**GOAL:**
Track down each line that has the word "xlabel" and copy it.

+--

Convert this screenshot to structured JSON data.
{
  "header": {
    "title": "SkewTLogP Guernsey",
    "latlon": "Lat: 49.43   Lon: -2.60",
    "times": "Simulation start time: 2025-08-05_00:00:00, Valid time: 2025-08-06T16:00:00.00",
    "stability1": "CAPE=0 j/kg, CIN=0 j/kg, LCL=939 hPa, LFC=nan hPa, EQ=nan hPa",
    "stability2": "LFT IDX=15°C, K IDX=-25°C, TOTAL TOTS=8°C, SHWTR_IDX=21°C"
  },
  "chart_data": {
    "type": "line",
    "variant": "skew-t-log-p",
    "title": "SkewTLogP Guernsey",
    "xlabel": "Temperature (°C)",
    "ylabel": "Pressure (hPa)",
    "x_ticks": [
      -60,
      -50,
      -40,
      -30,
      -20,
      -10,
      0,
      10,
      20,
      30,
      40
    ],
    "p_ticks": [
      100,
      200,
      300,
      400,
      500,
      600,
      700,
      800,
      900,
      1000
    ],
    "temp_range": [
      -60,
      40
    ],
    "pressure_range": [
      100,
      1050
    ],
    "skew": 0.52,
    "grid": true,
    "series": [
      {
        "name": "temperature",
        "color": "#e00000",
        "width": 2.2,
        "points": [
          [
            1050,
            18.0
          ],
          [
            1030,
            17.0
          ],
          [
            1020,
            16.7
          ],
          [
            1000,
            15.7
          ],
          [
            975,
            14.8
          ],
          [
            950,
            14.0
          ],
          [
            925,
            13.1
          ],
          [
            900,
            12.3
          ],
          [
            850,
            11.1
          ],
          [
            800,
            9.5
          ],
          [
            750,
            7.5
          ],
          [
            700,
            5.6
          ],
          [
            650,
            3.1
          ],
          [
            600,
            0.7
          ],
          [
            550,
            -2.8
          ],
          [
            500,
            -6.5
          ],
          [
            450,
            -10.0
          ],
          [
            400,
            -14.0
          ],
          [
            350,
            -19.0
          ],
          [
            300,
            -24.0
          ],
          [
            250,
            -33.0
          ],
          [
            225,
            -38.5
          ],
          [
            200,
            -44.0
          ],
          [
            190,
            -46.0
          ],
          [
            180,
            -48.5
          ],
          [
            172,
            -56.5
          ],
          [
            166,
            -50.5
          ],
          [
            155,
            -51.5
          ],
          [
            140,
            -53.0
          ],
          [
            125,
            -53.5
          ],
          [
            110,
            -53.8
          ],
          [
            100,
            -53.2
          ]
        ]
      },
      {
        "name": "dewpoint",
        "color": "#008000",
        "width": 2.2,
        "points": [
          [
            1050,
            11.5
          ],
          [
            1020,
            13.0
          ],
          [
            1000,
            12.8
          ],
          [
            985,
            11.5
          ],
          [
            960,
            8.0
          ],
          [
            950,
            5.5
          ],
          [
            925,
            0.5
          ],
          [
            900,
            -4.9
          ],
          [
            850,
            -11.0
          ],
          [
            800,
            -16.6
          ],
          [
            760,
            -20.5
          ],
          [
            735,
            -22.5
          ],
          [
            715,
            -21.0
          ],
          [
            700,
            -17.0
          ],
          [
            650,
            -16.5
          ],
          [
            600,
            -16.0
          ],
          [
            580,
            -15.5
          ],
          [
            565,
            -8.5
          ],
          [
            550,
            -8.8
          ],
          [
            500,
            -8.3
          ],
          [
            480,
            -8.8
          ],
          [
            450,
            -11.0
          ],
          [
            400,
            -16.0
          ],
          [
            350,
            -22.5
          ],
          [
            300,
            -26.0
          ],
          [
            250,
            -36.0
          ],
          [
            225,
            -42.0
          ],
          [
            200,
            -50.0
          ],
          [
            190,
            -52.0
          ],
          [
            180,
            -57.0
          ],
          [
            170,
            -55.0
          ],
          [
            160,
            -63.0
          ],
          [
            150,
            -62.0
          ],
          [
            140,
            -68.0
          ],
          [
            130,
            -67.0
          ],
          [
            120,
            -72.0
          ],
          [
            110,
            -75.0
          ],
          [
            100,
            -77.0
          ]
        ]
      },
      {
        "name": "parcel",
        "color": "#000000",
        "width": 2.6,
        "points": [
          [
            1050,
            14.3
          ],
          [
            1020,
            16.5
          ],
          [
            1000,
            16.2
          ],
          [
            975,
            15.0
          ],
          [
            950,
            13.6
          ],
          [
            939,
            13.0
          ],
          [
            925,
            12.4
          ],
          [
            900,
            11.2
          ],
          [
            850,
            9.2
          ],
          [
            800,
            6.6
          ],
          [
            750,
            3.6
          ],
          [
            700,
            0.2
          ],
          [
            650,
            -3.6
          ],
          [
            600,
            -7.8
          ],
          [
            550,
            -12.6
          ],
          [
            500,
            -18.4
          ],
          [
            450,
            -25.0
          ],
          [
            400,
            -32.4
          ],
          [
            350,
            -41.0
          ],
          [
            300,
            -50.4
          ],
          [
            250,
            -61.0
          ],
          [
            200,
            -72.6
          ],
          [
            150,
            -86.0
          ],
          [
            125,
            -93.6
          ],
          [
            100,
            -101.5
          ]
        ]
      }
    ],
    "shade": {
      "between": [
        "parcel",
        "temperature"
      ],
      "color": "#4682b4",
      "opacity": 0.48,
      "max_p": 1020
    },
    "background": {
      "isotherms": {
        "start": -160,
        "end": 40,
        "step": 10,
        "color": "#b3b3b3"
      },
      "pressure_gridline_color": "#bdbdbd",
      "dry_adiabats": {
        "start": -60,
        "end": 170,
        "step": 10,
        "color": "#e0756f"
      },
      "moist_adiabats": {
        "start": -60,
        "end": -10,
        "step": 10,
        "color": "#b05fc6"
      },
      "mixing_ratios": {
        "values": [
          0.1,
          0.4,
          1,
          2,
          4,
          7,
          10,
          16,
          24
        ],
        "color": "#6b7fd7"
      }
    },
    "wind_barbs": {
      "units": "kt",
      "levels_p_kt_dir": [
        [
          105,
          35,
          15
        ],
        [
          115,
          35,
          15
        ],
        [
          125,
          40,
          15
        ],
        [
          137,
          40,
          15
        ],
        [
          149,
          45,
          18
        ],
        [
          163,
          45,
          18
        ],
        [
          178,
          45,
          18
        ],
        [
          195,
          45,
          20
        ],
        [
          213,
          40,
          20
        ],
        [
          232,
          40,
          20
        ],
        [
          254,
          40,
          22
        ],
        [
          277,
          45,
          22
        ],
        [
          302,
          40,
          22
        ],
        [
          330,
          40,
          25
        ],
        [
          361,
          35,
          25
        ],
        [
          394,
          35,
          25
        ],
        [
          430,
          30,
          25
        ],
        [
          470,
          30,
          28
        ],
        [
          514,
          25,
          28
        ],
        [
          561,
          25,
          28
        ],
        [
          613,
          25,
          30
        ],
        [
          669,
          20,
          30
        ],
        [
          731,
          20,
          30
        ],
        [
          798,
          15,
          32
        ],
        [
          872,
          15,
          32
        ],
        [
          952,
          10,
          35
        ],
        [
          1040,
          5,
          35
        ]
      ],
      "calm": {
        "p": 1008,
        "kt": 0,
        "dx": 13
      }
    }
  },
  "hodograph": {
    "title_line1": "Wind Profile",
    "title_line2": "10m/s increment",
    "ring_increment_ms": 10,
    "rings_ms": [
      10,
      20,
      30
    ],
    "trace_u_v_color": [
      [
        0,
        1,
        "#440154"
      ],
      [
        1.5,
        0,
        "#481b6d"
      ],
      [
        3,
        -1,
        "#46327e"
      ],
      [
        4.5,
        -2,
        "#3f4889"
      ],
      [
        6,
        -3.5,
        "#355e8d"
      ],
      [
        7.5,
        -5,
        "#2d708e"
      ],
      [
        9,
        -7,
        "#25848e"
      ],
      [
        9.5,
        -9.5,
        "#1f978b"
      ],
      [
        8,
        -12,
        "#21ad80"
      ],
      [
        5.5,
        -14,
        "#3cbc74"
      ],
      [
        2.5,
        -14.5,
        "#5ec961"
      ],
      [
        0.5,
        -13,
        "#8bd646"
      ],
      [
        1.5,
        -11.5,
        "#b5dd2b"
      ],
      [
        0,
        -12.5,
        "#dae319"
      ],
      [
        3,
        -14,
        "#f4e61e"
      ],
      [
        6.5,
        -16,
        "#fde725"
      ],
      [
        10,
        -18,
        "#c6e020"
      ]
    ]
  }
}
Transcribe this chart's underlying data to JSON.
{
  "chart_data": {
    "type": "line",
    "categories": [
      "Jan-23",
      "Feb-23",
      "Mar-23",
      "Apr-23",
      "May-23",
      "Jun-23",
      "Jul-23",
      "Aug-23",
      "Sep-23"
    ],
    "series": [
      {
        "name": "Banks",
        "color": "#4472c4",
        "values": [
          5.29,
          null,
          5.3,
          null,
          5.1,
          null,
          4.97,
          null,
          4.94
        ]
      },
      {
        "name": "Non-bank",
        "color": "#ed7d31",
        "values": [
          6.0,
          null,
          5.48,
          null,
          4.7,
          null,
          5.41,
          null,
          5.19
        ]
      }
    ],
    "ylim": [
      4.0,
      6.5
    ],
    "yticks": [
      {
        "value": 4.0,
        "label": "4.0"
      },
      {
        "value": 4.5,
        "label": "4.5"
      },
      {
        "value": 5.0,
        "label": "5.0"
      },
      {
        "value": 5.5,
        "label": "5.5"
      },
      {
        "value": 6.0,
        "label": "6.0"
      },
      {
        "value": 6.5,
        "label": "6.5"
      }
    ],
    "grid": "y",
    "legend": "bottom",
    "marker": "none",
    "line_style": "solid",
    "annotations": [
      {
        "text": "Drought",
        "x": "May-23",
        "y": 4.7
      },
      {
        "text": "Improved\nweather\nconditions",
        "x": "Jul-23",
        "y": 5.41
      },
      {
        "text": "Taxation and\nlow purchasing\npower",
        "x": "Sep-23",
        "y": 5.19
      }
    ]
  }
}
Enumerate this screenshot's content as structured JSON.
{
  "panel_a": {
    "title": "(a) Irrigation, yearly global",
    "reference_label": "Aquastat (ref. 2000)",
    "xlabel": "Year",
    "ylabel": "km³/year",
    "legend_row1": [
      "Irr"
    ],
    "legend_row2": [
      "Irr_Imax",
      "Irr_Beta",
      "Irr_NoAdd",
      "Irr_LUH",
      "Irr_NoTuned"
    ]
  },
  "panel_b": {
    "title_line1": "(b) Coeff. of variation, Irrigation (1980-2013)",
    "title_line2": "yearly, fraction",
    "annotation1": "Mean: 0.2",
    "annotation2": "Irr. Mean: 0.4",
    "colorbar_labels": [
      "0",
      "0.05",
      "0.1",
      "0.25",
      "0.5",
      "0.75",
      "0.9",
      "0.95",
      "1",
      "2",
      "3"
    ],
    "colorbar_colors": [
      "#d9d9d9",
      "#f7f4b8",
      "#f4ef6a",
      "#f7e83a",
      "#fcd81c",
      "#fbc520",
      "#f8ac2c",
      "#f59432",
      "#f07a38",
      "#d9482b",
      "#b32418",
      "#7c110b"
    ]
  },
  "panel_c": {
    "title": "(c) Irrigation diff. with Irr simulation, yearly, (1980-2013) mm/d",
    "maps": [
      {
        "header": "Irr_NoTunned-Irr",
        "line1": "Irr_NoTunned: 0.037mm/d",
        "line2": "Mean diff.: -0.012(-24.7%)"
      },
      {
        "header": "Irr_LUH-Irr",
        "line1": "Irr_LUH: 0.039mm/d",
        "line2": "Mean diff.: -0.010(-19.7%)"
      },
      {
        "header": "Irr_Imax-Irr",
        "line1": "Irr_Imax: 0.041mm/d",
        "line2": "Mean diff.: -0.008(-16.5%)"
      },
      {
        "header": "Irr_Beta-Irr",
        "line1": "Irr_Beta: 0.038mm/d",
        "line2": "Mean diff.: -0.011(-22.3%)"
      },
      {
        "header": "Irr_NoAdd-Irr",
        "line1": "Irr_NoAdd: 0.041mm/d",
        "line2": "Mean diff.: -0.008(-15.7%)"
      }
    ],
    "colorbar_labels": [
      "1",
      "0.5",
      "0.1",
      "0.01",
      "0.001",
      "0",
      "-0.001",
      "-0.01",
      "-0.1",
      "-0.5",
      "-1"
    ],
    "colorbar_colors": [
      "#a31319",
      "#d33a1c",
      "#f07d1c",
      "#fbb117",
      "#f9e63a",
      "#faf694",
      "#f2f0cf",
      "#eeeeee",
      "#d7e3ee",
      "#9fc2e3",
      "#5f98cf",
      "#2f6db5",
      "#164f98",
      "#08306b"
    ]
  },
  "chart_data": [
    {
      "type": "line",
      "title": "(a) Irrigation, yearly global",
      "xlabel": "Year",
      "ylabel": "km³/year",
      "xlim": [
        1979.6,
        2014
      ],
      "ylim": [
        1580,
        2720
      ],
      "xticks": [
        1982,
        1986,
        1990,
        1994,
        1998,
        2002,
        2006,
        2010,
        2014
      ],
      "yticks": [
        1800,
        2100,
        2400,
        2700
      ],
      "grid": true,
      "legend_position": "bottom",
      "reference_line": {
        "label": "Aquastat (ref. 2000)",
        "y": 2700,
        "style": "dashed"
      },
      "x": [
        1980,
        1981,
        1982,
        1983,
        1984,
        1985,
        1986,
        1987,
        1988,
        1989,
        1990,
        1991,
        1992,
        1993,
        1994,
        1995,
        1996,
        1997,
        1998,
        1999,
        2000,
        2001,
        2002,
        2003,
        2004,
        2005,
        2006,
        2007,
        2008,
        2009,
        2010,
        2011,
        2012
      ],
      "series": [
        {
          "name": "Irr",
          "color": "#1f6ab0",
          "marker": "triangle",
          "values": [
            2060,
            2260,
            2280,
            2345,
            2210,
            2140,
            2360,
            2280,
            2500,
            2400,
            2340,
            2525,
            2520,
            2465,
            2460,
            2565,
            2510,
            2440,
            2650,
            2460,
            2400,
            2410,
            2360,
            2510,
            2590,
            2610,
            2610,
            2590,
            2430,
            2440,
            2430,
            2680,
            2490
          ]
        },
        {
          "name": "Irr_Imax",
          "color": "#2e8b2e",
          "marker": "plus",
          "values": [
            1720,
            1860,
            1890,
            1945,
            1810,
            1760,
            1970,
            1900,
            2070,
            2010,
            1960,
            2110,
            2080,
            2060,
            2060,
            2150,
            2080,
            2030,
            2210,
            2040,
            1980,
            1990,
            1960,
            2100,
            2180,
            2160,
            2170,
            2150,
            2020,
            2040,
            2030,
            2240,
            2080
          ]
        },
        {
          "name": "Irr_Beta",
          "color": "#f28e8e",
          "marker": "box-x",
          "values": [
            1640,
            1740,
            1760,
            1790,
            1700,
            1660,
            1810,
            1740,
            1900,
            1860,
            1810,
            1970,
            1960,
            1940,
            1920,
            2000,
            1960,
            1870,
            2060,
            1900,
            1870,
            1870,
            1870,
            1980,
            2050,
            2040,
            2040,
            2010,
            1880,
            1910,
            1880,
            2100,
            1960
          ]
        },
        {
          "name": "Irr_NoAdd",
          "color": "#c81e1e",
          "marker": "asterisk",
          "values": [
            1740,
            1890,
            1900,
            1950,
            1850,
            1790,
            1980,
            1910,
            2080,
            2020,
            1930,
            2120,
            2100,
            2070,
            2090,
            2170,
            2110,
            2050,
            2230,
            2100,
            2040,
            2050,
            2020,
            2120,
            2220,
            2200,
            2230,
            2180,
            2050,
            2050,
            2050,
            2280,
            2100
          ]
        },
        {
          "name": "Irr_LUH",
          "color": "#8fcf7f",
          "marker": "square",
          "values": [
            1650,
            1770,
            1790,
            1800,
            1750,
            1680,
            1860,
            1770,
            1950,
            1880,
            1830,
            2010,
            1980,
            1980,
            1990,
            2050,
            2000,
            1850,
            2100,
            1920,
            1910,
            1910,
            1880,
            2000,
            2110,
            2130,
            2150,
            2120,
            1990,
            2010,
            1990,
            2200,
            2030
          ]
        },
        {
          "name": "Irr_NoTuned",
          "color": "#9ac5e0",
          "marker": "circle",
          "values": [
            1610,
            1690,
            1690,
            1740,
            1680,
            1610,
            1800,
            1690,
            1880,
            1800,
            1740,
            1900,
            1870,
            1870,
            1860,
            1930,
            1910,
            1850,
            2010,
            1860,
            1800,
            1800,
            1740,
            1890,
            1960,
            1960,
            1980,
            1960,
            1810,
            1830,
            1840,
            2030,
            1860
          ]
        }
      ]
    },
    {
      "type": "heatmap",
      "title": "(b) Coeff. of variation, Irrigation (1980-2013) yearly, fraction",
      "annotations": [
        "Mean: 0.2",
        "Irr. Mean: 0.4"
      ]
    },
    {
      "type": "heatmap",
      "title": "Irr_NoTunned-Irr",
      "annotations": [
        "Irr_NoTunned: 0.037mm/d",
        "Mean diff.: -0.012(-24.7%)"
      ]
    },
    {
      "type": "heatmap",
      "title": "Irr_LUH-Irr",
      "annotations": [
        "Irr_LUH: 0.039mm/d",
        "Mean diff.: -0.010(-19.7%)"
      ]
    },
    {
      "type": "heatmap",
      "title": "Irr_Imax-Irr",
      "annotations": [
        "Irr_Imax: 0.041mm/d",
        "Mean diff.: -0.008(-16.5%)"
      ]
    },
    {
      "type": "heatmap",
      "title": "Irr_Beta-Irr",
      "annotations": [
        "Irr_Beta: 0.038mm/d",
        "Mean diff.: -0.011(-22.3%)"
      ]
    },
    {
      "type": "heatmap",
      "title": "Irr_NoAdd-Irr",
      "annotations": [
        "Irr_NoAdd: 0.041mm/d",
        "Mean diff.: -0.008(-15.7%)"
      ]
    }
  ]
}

+--

**COMPLETE ANSWER:**
    "xlabel": "Temperature (°C)",
    "xlabel": "Year",
      "xlabel": "Year",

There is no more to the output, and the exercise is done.